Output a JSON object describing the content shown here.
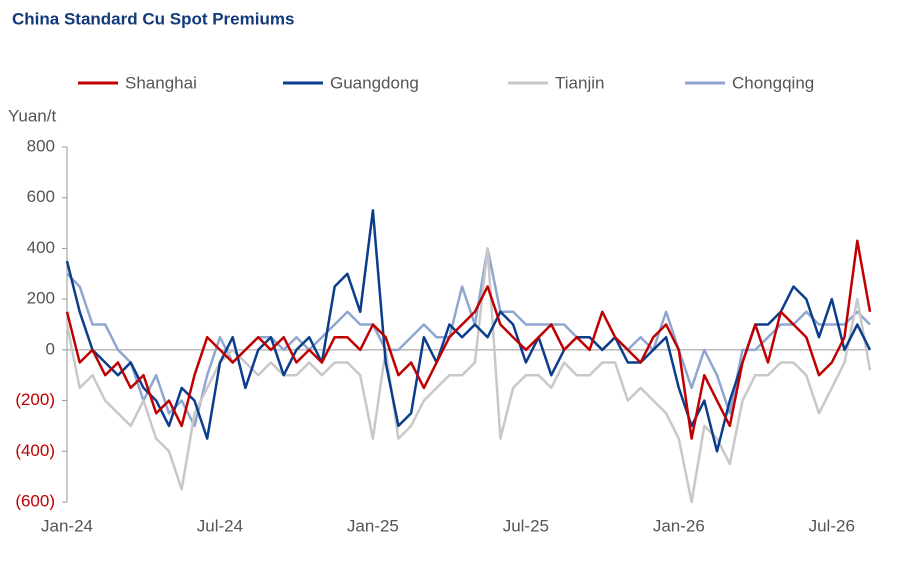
{
  "chart_data": {
    "type": "line",
    "title": "China Standard Cu Spot Premiums",
    "y_label": "Yuan/t",
    "legend": "top",
    "negative_tick_color": "#c00000",
    "x": [
      0,
      0.5,
      1,
      1.5,
      2,
      2.5,
      3,
      3.5,
      4,
      4.5,
      5,
      5.5,
      6,
      6.5,
      7,
      7.5,
      8,
      8.5,
      9,
      9.5,
      10,
      10.5,
      11,
      11.5,
      12,
      12.5,
      13,
      13.5,
      14,
      14.5,
      15,
      15.5,
      16,
      16.5,
      17,
      17.5,
      18,
      18.5,
      19,
      19.5,
      20,
      20.5,
      21,
      21.5,
      22,
      22.5,
      23,
      23.5,
      24,
      24.5,
      25,
      25.5,
      26,
      26.5,
      27,
      27.5,
      28,
      28.5,
      29,
      29.5,
      30,
      30.5,
      31,
      31.5
    ],
    "xlim": [
      0,
      31.5
    ],
    "xticks": [
      {
        "value": 0,
        "label": "Jan-24"
      },
      {
        "value": 6,
        "label": "Jul-24"
      },
      {
        "value": 12,
        "label": "Jan-25"
      },
      {
        "value": 18,
        "label": "Jul-25"
      },
      {
        "value": 24,
        "label": "Jan-26"
      },
      {
        "value": 30,
        "label": "Jul-26"
      }
    ],
    "ylim": [
      -600,
      800
    ],
    "yticks": [
      {
        "value": -600,
        "label": "(600)"
      },
      {
        "value": -400,
        "label": "(400)"
      },
      {
        "value": -200,
        "label": "(200)"
      },
      0,
      200,
      400,
      600,
      800
    ],
    "series": [
      {
        "name": "Shanghai",
        "color": "#c00000",
        "values": [
          150,
          -50,
          0,
          -100,
          -50,
          -150,
          -100,
          -250,
          -200,
          -300,
          -100,
          50,
          0,
          -50,
          0,
          50,
          0,
          50,
          -50,
          0,
          -50,
          50,
          50,
          0,
          100,
          50,
          -100,
          -50,
          -150,
          -50,
          50,
          100,
          150,
          250,
          100,
          50,
          0,
          50,
          100,
          0,
          50,
          0,
          150,
          50,
          0,
          -50,
          50,
          100,
          0,
          -350,
          -100,
          -200,
          -300,
          -50,
          100,
          -50,
          150,
          100,
          50,
          -100,
          -50,
          50,
          430,
          150
        ]
      },
      {
        "name": "Guangdong",
        "color": "#0b3d8c",
        "values": [
          350,
          150,
          0,
          -50,
          -100,
          -50,
          -150,
          -200,
          -300,
          -150,
          -200,
          -350,
          -50,
          50,
          -150,
          0,
          50,
          -100,
          0,
          50,
          -50,
          250,
          300,
          150,
          550,
          -50,
          -300,
          -250,
          50,
          -50,
          100,
          50,
          100,
          50,
          150,
          100,
          -50,
          50,
          -100,
          0,
          50,
          50,
          0,
          50,
          -50,
          -50,
          0,
          50,
          -150,
          -300,
          -200,
          -400,
          -200,
          -50,
          100,
          100,
          150,
          250,
          200,
          50,
          200,
          0,
          100,
          0
        ]
      },
      {
        "name": "Tianjin",
        "color": "#c8c8c8",
        "values": [
          100,
          -150,
          -100,
          -200,
          -250,
          -300,
          -200,
          -350,
          -400,
          -550,
          -250,
          -150,
          -50,
          0,
          -50,
          -100,
          -50,
          -100,
          -100,
          -50,
          -100,
          -50,
          -50,
          -100,
          -350,
          0,
          -350,
          -300,
          -200,
          -150,
          -100,
          -100,
          -50,
          400,
          -350,
          -150,
          -100,
          -100,
          -150,
          -50,
          -100,
          -100,
          -50,
          -50,
          -200,
          -150,
          -200,
          -250,
          -350,
          -600,
          -300,
          -350,
          -450,
          -200,
          -100,
          -100,
          -50,
          -50,
          -100,
          -250,
          -150,
          -50,
          200,
          -80
        ]
      },
      {
        "name": "Chongqing",
        "color": "#8fa6d0",
        "values": [
          300,
          250,
          100,
          100,
          0,
          -50,
          -200,
          -100,
          -250,
          -200,
          -300,
          -100,
          50,
          -50,
          0,
          50,
          50,
          0,
          50,
          0,
          50,
          100,
          150,
          100,
          100,
          0,
          0,
          50,
          100,
          50,
          50,
          250,
          100,
          400,
          150,
          150,
          100,
          100,
          100,
          100,
          50,
          50,
          0,
          50,
          0,
          50,
          0,
          150,
          0,
          -150,
          0,
          -100,
          -250,
          0,
          0,
          50,
          100,
          100,
          150,
          100,
          100,
          100,
          150,
          100
        ]
      }
    ]
  }
}
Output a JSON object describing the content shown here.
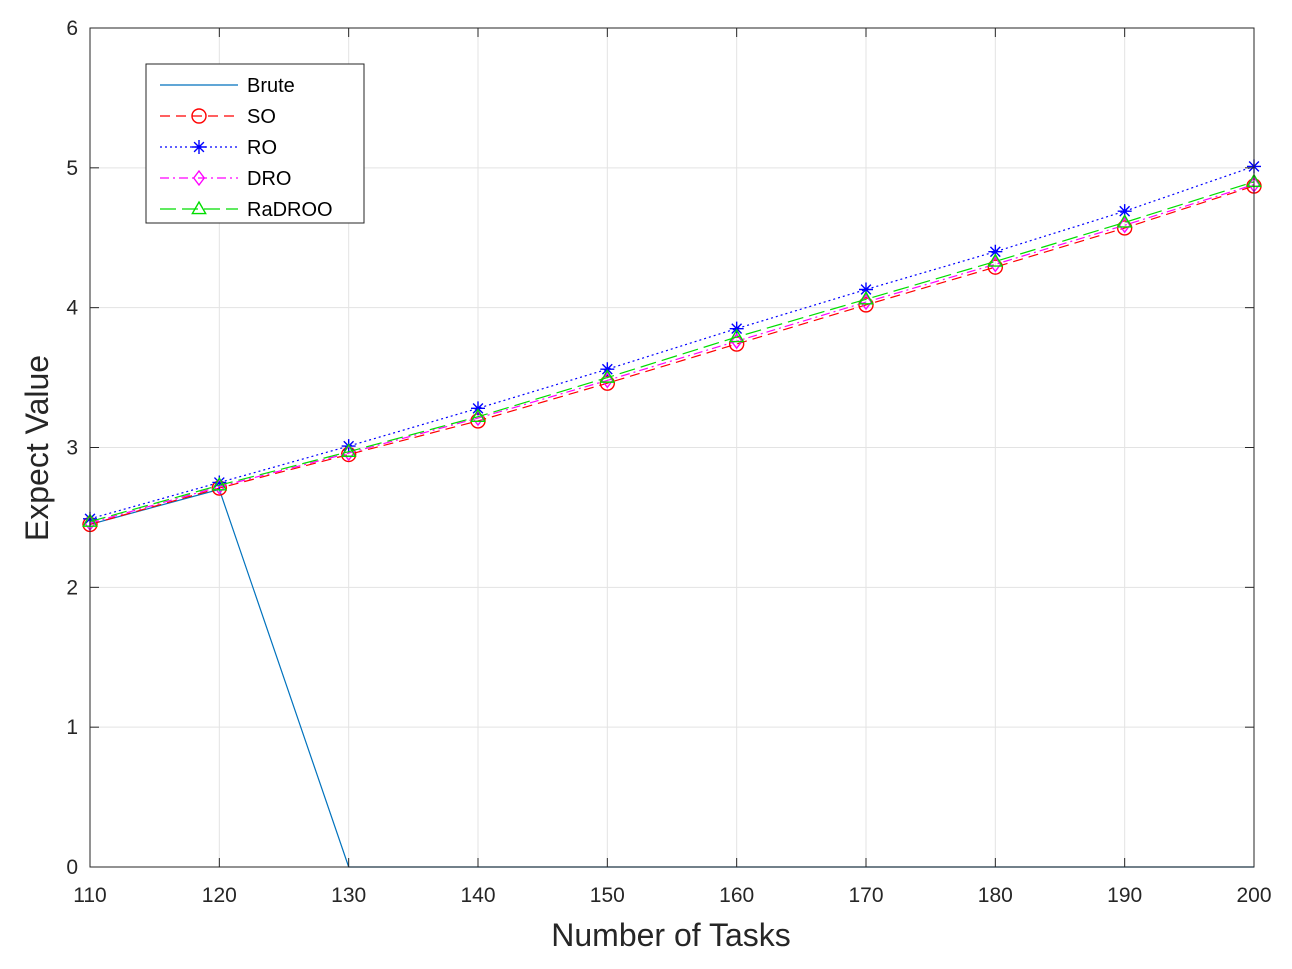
{
  "chart_data": {
    "type": "line",
    "xlabel": "Number of Tasks",
    "ylabel": "Expect Value",
    "xlim": [
      110,
      200
    ],
    "ylim": [
      0,
      6
    ],
    "xticks": [
      "110",
      "120",
      "130",
      "140",
      "150",
      "160",
      "170",
      "180",
      "190",
      "200"
    ],
    "yticks": [
      "0",
      "1",
      "2",
      "3",
      "4",
      "5",
      "6"
    ],
    "grid": true,
    "legend_position": "top-left",
    "x": [
      110,
      120,
      130,
      140,
      150,
      160,
      170,
      180,
      190,
      200
    ],
    "series": [
      {
        "name": "Brute",
        "color": "#0072BD",
        "dash": "solid",
        "marker": "none",
        "values": [
          2.45,
          2.7,
          0,
          0,
          0,
          0,
          0,
          0,
          0,
          0
        ]
      },
      {
        "name": "SO",
        "color": "#FF0000",
        "dash": "dashed",
        "marker": "circle",
        "values": [
          2.45,
          2.71,
          2.95,
          3.19,
          3.46,
          3.74,
          4.02,
          4.29,
          4.57,
          4.87
        ]
      },
      {
        "name": "RO",
        "color": "#0000FF",
        "dash": "dotted",
        "marker": "asterisk",
        "values": [
          2.49,
          2.75,
          3.01,
          3.28,
          3.56,
          3.85,
          4.13,
          4.4,
          4.69,
          5.01
        ]
      },
      {
        "name": "DRO",
        "color": "#FF00FF",
        "dash": "dashdot",
        "marker": "diamond",
        "values": [
          2.46,
          2.72,
          2.96,
          3.21,
          3.48,
          3.76,
          4.04,
          4.31,
          4.59,
          4.88
        ]
      },
      {
        "name": "RaDROO",
        "color": "#00DD00",
        "dash": "longdash",
        "marker": "triangle",
        "values": [
          2.47,
          2.73,
          2.97,
          3.22,
          3.5,
          3.79,
          4.06,
          4.33,
          4.61,
          4.9
        ]
      }
    ]
  }
}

▶ **Instructions to follow**
Scan the data above; copy every line where "dash" appears.

▶ **Reply to the exercise**
        "dash": "solid",
        "dash": "dashed",
        "dash": "dotted",
        "dash": "dashdot",
        "dash": "longdash",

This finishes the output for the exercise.